§ **SET EXERCISE**
Output all lines exactly, with nothing added or dropped.

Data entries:
===============
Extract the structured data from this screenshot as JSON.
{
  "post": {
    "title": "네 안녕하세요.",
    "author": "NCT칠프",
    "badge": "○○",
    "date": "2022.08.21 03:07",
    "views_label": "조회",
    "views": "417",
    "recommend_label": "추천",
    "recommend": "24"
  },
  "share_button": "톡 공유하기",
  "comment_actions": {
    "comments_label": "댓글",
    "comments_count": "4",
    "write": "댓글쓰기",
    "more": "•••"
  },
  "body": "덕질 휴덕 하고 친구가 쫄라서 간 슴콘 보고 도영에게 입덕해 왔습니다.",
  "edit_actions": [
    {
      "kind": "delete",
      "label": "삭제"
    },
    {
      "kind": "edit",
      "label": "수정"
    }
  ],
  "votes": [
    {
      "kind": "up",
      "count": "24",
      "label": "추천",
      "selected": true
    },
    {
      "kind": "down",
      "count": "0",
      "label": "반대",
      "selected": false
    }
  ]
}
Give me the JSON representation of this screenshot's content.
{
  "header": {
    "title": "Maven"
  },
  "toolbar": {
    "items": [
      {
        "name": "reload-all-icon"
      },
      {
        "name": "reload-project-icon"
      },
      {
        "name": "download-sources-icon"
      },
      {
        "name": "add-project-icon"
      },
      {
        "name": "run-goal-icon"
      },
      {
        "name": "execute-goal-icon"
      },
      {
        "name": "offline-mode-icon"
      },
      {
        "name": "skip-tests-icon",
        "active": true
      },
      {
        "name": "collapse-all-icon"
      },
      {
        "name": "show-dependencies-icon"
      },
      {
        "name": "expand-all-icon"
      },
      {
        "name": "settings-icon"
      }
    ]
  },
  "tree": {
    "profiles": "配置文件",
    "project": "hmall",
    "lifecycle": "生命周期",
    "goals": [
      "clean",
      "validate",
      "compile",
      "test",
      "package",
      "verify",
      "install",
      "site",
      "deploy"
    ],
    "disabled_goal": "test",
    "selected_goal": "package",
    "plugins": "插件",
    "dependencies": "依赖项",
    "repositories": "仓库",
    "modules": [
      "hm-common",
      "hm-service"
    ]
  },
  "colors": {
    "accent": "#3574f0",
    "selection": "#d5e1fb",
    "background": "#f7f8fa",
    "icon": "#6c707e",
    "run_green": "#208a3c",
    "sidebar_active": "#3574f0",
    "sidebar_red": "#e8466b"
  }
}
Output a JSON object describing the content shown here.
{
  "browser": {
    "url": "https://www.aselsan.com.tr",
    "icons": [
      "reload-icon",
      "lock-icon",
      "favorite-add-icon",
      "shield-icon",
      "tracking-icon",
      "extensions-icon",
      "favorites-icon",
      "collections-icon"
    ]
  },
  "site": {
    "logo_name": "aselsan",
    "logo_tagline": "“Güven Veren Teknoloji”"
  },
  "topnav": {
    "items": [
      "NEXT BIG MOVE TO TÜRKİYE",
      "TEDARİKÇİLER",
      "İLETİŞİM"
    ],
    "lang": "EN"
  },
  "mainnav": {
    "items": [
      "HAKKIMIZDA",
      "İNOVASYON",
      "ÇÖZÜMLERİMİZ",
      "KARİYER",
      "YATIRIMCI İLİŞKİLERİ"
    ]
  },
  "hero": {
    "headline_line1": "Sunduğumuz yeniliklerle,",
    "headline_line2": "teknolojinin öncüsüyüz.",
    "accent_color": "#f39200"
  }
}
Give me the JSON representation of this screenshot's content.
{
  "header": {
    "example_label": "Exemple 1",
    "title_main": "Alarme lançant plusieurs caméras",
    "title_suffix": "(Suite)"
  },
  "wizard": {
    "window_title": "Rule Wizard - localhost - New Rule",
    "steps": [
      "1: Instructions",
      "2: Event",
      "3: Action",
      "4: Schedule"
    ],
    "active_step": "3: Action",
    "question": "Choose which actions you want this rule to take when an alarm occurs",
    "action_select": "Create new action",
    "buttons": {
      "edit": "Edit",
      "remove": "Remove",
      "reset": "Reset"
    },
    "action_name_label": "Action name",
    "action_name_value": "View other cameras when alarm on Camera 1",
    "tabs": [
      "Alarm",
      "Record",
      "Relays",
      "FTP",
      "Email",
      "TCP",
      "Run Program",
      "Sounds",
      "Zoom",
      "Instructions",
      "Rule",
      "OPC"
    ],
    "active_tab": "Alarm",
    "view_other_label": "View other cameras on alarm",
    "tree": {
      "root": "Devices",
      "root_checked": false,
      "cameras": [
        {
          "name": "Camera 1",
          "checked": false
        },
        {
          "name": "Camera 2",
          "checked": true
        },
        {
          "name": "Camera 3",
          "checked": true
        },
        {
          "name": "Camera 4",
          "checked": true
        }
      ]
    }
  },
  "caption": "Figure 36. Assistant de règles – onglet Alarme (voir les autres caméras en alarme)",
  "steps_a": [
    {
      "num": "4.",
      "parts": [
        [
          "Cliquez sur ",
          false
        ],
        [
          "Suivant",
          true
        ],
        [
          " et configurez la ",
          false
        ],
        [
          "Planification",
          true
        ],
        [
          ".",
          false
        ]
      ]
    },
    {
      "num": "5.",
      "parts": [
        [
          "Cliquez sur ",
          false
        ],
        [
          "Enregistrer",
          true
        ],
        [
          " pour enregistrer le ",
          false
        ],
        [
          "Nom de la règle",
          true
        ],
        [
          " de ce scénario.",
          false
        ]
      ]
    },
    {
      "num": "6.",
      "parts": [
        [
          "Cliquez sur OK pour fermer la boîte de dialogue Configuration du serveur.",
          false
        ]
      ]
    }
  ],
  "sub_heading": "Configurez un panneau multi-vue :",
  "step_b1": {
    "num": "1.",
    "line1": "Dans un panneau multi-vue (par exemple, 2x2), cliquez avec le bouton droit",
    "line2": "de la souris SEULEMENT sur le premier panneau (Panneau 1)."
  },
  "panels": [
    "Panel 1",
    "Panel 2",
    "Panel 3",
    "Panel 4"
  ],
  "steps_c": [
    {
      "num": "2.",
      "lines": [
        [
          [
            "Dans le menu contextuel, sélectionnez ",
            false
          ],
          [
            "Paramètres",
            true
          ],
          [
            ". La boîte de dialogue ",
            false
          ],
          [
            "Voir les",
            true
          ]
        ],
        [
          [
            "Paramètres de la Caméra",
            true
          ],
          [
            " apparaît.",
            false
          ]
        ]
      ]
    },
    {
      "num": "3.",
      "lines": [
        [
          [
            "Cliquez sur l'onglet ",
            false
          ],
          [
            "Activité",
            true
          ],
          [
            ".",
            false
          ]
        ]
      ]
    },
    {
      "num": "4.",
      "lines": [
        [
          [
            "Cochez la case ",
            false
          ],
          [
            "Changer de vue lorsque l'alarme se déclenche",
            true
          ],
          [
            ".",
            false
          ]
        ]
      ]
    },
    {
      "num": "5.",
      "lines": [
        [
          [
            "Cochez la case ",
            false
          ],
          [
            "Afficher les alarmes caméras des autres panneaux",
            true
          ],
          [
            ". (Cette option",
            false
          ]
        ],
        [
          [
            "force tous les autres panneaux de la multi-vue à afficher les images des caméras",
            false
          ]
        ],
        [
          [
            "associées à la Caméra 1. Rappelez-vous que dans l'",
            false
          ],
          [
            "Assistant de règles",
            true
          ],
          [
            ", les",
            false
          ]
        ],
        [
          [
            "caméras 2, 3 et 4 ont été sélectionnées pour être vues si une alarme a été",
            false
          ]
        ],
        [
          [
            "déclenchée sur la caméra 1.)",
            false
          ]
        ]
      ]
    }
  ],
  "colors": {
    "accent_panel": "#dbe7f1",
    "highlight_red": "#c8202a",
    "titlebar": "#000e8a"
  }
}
===============
§ **SOLUTION BELOW**
Extract the structured data from this screenshot as JSON.
{
  "post": {
    "title": "네 안녕하세요.",
    "author": "NCT칠프",
    "badge": "○○",
    "date": "2022.08.21 03:07",
    "views_label": "조회",
    "views": "417",
    "recommend_label": "추천",
    "recommend": "24"
  },
  "share_button": "톡 공유하기",
  "comment_actions": {
    "comments_label": "댓글",
    "comments_count": "4",
    "write": "댓글쓰기",
    "more": "•••"
  },
  "body": "덕질 휴덕 하고 친구가 쫄라서 간 슴콘 보고 도영에게 입덕해 왔습니다.",
  "edit_actions": [
    {
      "kind": "delete",
      "label": "삭제"
    },
    {
      "kind": "edit",
      "label": "수정"
    }
  ],
  "votes": [
    {
      "kind": "up",
      "count": "24",
      "label": "추천",
      "selected": true
    },
    {
      "kind": "down",
      "count": "0",
      "label": "반대",
      "selected": false
    }
  ]
}
Give me the JSON representation of this screenshot's content.
{
  "header": {
    "title": "Maven"
  },
  "toolbar": {
    "items": [
      {
        "name": "reload-all-icon"
      },
      {
        "name": "reload-project-icon"
      },
      {
        "name": "download-sources-icon"
      },
      {
        "name": "add-project-icon"
      },
      {
        "name": "run-goal-icon"
      },
      {
        "name": "execute-goal-icon"
      },
      {
        "name": "offline-mode-icon"
      },
      {
        "name": "skip-tests-icon",
        "active": true
      },
      {
        "name": "collapse-all-icon"
      },
      {
        "name": "show-dependencies-icon"
      },
      {
        "name": "expand-all-icon"
      },
      {
        "name": "settings-icon"
      }
    ]
  },
  "tree": {
    "profiles": "配置文件",
    "project": "hmall",
    "lifecycle": "生命周期",
    "goals": [
      "clean",
      "validate",
      "compile",
      "test",
      "package",
      "verify",
      "install",
      "site",
      "deploy"
    ],
    "disabled_goal": "test",
    "selected_goal": "package",
    "plugins": "插件",
    "dependencies": "依赖项",
    "repositories": "仓库",
    "modules": [
      "hm-common",
      "hm-service"
    ]
  },
  "colors": {
    "accent": "#3574f0",
    "selection": "#d5e1fb",
    "background": "#f7f8fa",
    "icon": "#6c707e",
    "run_green": "#208a3c",
    "sidebar_active": "#3574f0",
    "sidebar_red": "#e8466b"
  }
}
Output a JSON object describing the content shown here.
{
  "browser": {
    "url": "https://www.aselsan.com.tr",
    "icons": [
      "reload-icon",
      "lock-icon",
      "favorite-add-icon",
      "shield-icon",
      "tracking-icon",
      "extensions-icon",
      "favorites-icon",
      "collections-icon"
    ]
  },
  "site": {
    "logo_name": "aselsan",
    "logo_tagline": "“Güven Veren Teknoloji”"
  },
  "topnav": {
    "items": [
      "NEXT BIG MOVE TO TÜRKİYE",
      "TEDARİKÇİLER",
      "İLETİŞİM"
    ],
    "lang": "EN"
  },
  "mainnav": {
    "items": [
      "HAKKIMIZDA",
      "İNOVASYON",
      "ÇÖZÜMLERİMİZ",
      "KARİYER",
      "YATIRIMCI İLİŞKİLERİ"
    ]
  },
  "hero": {
    "headline_line1": "Sunduğumuz yeniliklerle,",
    "headline_line2": "teknolojinin öncüsüyüz.",
    "accent_color": "#f39200"
  }
}
Give me the JSON representation of this screenshot's content.
{
  "header": {
    "example_label": "Exemple 1",
    "title_main": "Alarme lançant plusieurs caméras",
    "title_suffix": "(Suite)"
  },
  "wizard": {
    "window_title": "Rule Wizard - localhost - New Rule",
    "steps": [
      "1: Instructions",
      "2: Event",
      "3: Action",
      "4: Schedule"
    ],
    "active_step": "3: Action",
    "question": "Choose which actions you want this rule to take when an alarm occurs",
    "action_select": "Create new action",
    "buttons": {
      "edit": "Edit",
      "remove": "Remove",
      "reset": "Reset"
    },
    "action_name_label": "Action name",
    "action_name_value": "View other cameras when alarm on Camera 1",
    "tabs": [
      "Alarm",
      "Record",
      "Relays",
      "FTP",
      "Email",
      "TCP",
      "Run Program",
      "Sounds",
      "Zoom",
      "Instructions",
      "Rule",
      "OPC"
    ],
    "active_tab": "Alarm",
    "view_other_label": "View other cameras on alarm",
    "tree": {
      "root": "Devices",
      "root_checked": false,
      "cameras": [
        {
          "name": "Camera 1",
          "checked": false
        },
        {
          "name": "Camera 2",
          "checked": true
        },
        {
          "name": "Camera 3",
          "checked": true
        },
        {
          "name": "Camera 4",
          "checked": true
        }
      ]
    }
  },
  "caption": "Figure 36. Assistant de règles – onglet Alarme (voir les autres caméras en alarme)",
  "steps_a": [
    {
      "num": "4.",
      "parts": [
        [
          "Cliquez sur ",
          false
        ],
        [
          "Suivant",
          true
        ],
        [
          " et configurez la ",
          false
        ],
        [
          "Planification",
          true
        ],
        [
          ".",
          false
        ]
      ]
    },
    {
      "num": "5.",
      "parts": [
        [
          "Cliquez sur ",
          false
        ],
        [
          "Enregistrer",
          true
        ],
        [
          " pour enregistrer le ",
          false
        ],
        [
          "Nom de la règle",
          true
        ],
        [
          " de ce scénario.",
          false
        ]
      ]
    },
    {
      "num": "6.",
      "parts": [
        [
          "Cliquez sur OK pour fermer la boîte de dialogue Configuration du serveur.",
          false
        ]
      ]
    }
  ],
  "sub_heading": "Configurez un panneau multi-vue :",
  "step_b1": {
    "num": "1.",
    "line1": "Dans un panneau multi-vue (par exemple, 2x2), cliquez avec le bouton droit",
    "line2": "de la souris SEULEMENT sur le premier panneau (Panneau 1)."
  },
  "panels": [
    "Panel 1",
    "Panel 2",
    "Panel 3",
    "Panel 4"
  ],
  "steps_c": [
    {
      "num": "2.",
      "lines": [
        [
          [
            "Dans le menu contextuel, sélectionnez ",
            false
          ],
          [
            "Paramètres",
            true
          ],
          [
            ". La boîte de dialogue ",
            false
          ],
          [
            "Voir les",
            true
          ]
        ],
        [
          [
            "Paramètres de la Caméra",
            true
          ],
          [
            " apparaît.",
            false
          ]
        ]
      ]
    },
    {
      "num": "3.",
      "lines": [
        [
          [
            "Cliquez sur l'onglet ",
            false
          ],
          [
            "Activité",
            true
          ],
          [
            ".",
            false
          ]
        ]
      ]
    },
    {
      "num": "4.",
      "lines": [
        [
          [
            "Cochez la case ",
            false
          ],
          [
            "Changer de vue lorsque l'alarme se déclenche",
            true
          ],
          [
            ".",
            false
          ]
        ]
      ]
    },
    {
      "num": "5.",
      "lines": [
        [
          [
            "Cochez la case ",
            false
          ],
          [
            "Afficher les alarmes caméras des autres panneaux",
            true
          ],
          [
            ". (Cette option",
            false
          ]
        ],
        [
          [
            "force tous les autres panneaux de la multi-vue à afficher les images des caméras",
            false
          ]
        ],
        [
          [
            "associées à la Caméra 1. Rappelez-vous que dans l'",
            false
          ],
          [
            "Assistant de règles",
            true
          ],
          [
            ", les",
            false
          ]
        ],
        [
          [
            "caméras 2, 3 et 4 ont été sélectionnées pour être vues si une alarme a été",
            false
          ]
        ],
        [
          [
            "déclenchée sur la caméra 1.)",
            false
          ]
        ]
      ]
    }
  ],
  "colors": {
    "accent_panel": "#dbe7f1",
    "highlight_red": "#c8202a",
    "titlebar": "#000e8a"
  }
}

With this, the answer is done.